Task requirements: Reproduce the following data verbatim, keeping every line and character unchanged.

Data records:
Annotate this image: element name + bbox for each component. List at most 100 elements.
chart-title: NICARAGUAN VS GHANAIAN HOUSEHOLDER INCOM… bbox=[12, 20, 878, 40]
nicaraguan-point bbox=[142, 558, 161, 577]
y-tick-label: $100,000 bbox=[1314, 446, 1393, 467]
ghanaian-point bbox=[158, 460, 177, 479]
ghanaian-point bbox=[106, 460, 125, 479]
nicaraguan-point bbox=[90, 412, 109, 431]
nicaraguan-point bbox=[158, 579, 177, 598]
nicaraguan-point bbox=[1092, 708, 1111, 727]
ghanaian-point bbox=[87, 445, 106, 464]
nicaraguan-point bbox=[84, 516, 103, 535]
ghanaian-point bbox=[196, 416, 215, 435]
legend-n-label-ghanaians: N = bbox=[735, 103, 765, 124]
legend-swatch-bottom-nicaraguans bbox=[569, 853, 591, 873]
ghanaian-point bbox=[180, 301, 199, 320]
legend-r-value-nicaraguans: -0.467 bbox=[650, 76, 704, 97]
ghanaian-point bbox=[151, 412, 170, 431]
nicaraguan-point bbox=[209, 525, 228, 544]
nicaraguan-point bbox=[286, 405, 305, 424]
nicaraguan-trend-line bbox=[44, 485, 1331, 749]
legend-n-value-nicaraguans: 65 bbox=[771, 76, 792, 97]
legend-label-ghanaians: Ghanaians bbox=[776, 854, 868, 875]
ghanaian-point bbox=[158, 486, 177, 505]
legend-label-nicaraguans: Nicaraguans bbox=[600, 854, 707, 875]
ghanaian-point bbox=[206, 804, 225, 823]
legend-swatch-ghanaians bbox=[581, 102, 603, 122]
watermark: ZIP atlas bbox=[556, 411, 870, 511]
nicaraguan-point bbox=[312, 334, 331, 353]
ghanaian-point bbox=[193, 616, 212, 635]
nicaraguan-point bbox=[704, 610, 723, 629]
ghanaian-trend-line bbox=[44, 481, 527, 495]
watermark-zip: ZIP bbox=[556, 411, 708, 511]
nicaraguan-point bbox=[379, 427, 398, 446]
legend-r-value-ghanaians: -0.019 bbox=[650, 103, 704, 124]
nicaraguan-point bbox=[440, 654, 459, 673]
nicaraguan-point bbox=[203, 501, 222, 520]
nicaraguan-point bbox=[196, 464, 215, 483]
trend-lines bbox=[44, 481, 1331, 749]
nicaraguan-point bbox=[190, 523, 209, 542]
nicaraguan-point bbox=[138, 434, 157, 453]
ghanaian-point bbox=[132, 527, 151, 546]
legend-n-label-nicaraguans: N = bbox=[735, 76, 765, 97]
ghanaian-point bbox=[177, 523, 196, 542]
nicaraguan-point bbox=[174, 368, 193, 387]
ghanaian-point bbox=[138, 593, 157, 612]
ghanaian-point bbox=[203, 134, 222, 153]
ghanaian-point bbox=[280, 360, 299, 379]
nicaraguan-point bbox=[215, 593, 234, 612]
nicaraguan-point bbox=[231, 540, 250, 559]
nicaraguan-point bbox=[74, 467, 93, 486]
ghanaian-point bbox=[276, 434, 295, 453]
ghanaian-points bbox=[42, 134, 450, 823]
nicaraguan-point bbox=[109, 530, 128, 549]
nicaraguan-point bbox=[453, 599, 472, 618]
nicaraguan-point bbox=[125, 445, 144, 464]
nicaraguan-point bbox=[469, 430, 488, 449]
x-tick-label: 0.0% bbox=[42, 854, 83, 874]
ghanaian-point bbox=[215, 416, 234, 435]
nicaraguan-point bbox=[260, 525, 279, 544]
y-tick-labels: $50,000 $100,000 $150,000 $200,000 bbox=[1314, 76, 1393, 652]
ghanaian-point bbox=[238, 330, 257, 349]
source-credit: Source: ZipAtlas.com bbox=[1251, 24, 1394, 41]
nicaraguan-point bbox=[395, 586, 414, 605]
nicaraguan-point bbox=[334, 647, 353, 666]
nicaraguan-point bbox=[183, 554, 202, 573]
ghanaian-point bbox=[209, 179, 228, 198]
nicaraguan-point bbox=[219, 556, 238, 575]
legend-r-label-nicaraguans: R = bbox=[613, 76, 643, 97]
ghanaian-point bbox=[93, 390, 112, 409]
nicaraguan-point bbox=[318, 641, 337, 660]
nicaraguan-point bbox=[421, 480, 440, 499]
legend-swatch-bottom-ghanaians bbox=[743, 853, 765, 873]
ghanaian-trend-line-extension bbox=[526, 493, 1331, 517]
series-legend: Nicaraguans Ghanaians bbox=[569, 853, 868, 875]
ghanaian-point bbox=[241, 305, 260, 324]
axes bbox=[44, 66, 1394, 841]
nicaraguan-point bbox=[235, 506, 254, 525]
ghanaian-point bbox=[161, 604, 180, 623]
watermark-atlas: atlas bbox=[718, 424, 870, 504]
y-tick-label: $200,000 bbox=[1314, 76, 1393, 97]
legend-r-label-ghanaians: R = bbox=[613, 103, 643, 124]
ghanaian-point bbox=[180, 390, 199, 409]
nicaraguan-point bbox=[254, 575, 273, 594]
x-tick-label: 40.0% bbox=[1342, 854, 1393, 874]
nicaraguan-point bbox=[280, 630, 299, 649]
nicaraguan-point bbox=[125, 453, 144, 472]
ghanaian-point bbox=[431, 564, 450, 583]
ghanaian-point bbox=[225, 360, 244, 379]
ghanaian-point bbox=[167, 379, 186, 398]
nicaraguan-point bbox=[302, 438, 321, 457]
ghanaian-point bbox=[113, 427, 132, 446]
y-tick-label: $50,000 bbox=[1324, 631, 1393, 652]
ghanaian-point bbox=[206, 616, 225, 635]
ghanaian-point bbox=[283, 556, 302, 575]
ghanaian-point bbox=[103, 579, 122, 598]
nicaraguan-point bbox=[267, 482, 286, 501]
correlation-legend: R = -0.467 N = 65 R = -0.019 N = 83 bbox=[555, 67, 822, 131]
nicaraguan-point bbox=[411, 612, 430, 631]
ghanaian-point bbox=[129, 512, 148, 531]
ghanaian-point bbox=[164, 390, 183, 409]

Correct answer:
Annotate this image: element name + bbox for each component. List at most 100 elements.
chart-title: NICARAGUAN VS GHANAIAN HOUSEHOLDER INCOM… bbox=[12, 20, 878, 40]
nicaraguan-point bbox=[142, 558, 161, 577]
y-tick-label: $100,000 bbox=[1314, 446, 1393, 467]
ghanaian-point bbox=[158, 460, 177, 479]
ghanaian-point bbox=[106, 460, 125, 479]
nicaraguan-point bbox=[90, 412, 109, 431]
nicaraguan-point bbox=[158, 579, 177, 598]
nicaraguan-point bbox=[1092, 708, 1111, 727]
ghanaian-point bbox=[87, 445, 106, 464]
nicaraguan-point bbox=[84, 516, 103, 535]
ghanaian-point bbox=[196, 416, 215, 435]
legend-n-label-ghanaians: N = bbox=[735, 103, 765, 124]
legend-swatch-bottom-nicaraguans bbox=[569, 853, 591, 873]
ghanaian-point bbox=[180, 301, 199, 320]
legend-r-value-nicaraguans: -0.467 bbox=[650, 76, 704, 97]
ghanaian-point bbox=[151, 412, 170, 431]
nicaraguan-point bbox=[209, 525, 228, 544]
nicaraguan-point bbox=[286, 405, 305, 424]
nicaraguan-trend-line bbox=[44, 485, 1331, 749]
legend-n-value-nicaraguans: 65 bbox=[771, 76, 792, 97]
legend-label-ghanaians: Ghanaians bbox=[776, 854, 868, 875]
ghanaian-point bbox=[158, 486, 177, 505]
legend-label-nicaraguans: Nicaraguans bbox=[600, 854, 707, 875]
ghanaian-point bbox=[206, 804, 225, 823]
legend-swatch-ghanaians bbox=[581, 102, 603, 122]
watermark: ZIP atlas bbox=[556, 411, 870, 511]
nicaraguan-point bbox=[312, 334, 331, 353]
ghanaian-point bbox=[193, 616, 212, 635]
nicaraguan-point bbox=[704, 610, 723, 629]
ghanaian-trend-line bbox=[44, 481, 527, 495]
watermark-zip: ZIP bbox=[556, 411, 708, 511]
nicaraguan-point bbox=[379, 427, 398, 446]
legend-r-value-ghanaians: -0.019 bbox=[650, 103, 704, 124]
nicaraguan-point bbox=[440, 654, 459, 673]
nicaraguan-point bbox=[203, 501, 222, 520]
nicaraguan-point bbox=[196, 464, 215, 483]
trend-lines bbox=[44, 481, 1331, 749]
nicaraguan-point bbox=[190, 523, 209, 542]
nicaraguan-point bbox=[138, 434, 157, 453]
ghanaian-point bbox=[132, 527, 151, 546]
legend-n-label-nicaraguans: N = bbox=[735, 76, 765, 97]
ghanaian-point bbox=[177, 523, 196, 542]
nicaraguan-point bbox=[174, 368, 193, 387]
ghanaian-point bbox=[138, 593, 157, 612]
ghanaian-point bbox=[203, 134, 222, 153]
ghanaian-point bbox=[280, 360, 299, 379]
nicaraguan-point bbox=[215, 593, 234, 612]
nicaraguan-point bbox=[231, 540, 250, 559]
nicaraguan-point bbox=[74, 467, 93, 486]
ghanaian-point bbox=[276, 434, 295, 453]
ghanaian-points bbox=[42, 134, 450, 823]
nicaraguan-point bbox=[109, 530, 128, 549]
nicaraguan-point bbox=[453, 599, 472, 618]
nicaraguan-point bbox=[125, 445, 144, 464]
nicaraguan-point bbox=[469, 430, 488, 449]
x-tick-label: 0.0% bbox=[42, 854, 83, 874]
ghanaian-point bbox=[215, 416, 234, 435]
nicaraguan-point bbox=[260, 525, 279, 544]
y-tick-labels: $50,000 $100,000 $150,000 $200,000 bbox=[1314, 76, 1393, 652]
ghanaian-point bbox=[238, 330, 257, 349]
source-credit: Source: ZipAtlas.com bbox=[1251, 24, 1394, 41]
nicaraguan-point bbox=[395, 586, 414, 605]
nicaraguan-point bbox=[334, 647, 353, 666]
nicaraguan-point bbox=[183, 554, 202, 573]
ghanaian-point bbox=[209, 179, 228, 198]
nicaraguan-point bbox=[219, 556, 238, 575]
legend-r-label-nicaraguans: R = bbox=[613, 76, 643, 97]
ghanaian-point bbox=[93, 390, 112, 409]
nicaraguan-point bbox=[318, 641, 337, 660]
nicaraguan-point bbox=[421, 480, 440, 499]
legend-swatch-bottom-ghanaians bbox=[743, 853, 765, 873]
ghanaian-trend-line-extension bbox=[526, 493, 1331, 517]
series-legend: Nicaraguans Ghanaians bbox=[569, 853, 868, 875]
ghanaian-point bbox=[241, 305, 260, 324]
axes bbox=[44, 66, 1394, 841]
nicaraguan-point bbox=[235, 506, 254, 525]
ghanaian-point bbox=[161, 604, 180, 623]
watermark-atlas: atlas bbox=[718, 424, 870, 504]
y-tick-label: $200,000 bbox=[1314, 76, 1393, 97]
legend-r-label-ghanaians: R = bbox=[613, 103, 643, 124]
ghanaian-point bbox=[180, 390, 199, 409]
nicaraguan-point bbox=[254, 575, 273, 594]
x-tick-label: 40.0% bbox=[1342, 854, 1393, 874]
nicaraguan-point bbox=[280, 630, 299, 649]
nicaraguan-point bbox=[125, 453, 144, 472]
ghanaian-point bbox=[431, 564, 450, 583]
ghanaian-point bbox=[225, 360, 244, 379]
ghanaian-point bbox=[167, 379, 186, 398]
nicaraguan-point bbox=[302, 438, 321, 457]
ghanaian-point bbox=[113, 427, 132, 446]
y-tick-label: $50,000 bbox=[1324, 631, 1393, 652]
ghanaian-point bbox=[206, 616, 225, 635]
ghanaian-point bbox=[283, 556, 302, 575]
ghanaian-point bbox=[103, 579, 122, 598]
nicaraguan-point bbox=[267, 482, 286, 501]
correlation-legend: R = -0.467 N = 65 R = -0.019 N = 83 bbox=[555, 67, 822, 131]
nicaraguan-point bbox=[411, 612, 430, 631]
ghanaian-point bbox=[129, 512, 148, 531]
ghanaian-point bbox=[164, 390, 183, 409]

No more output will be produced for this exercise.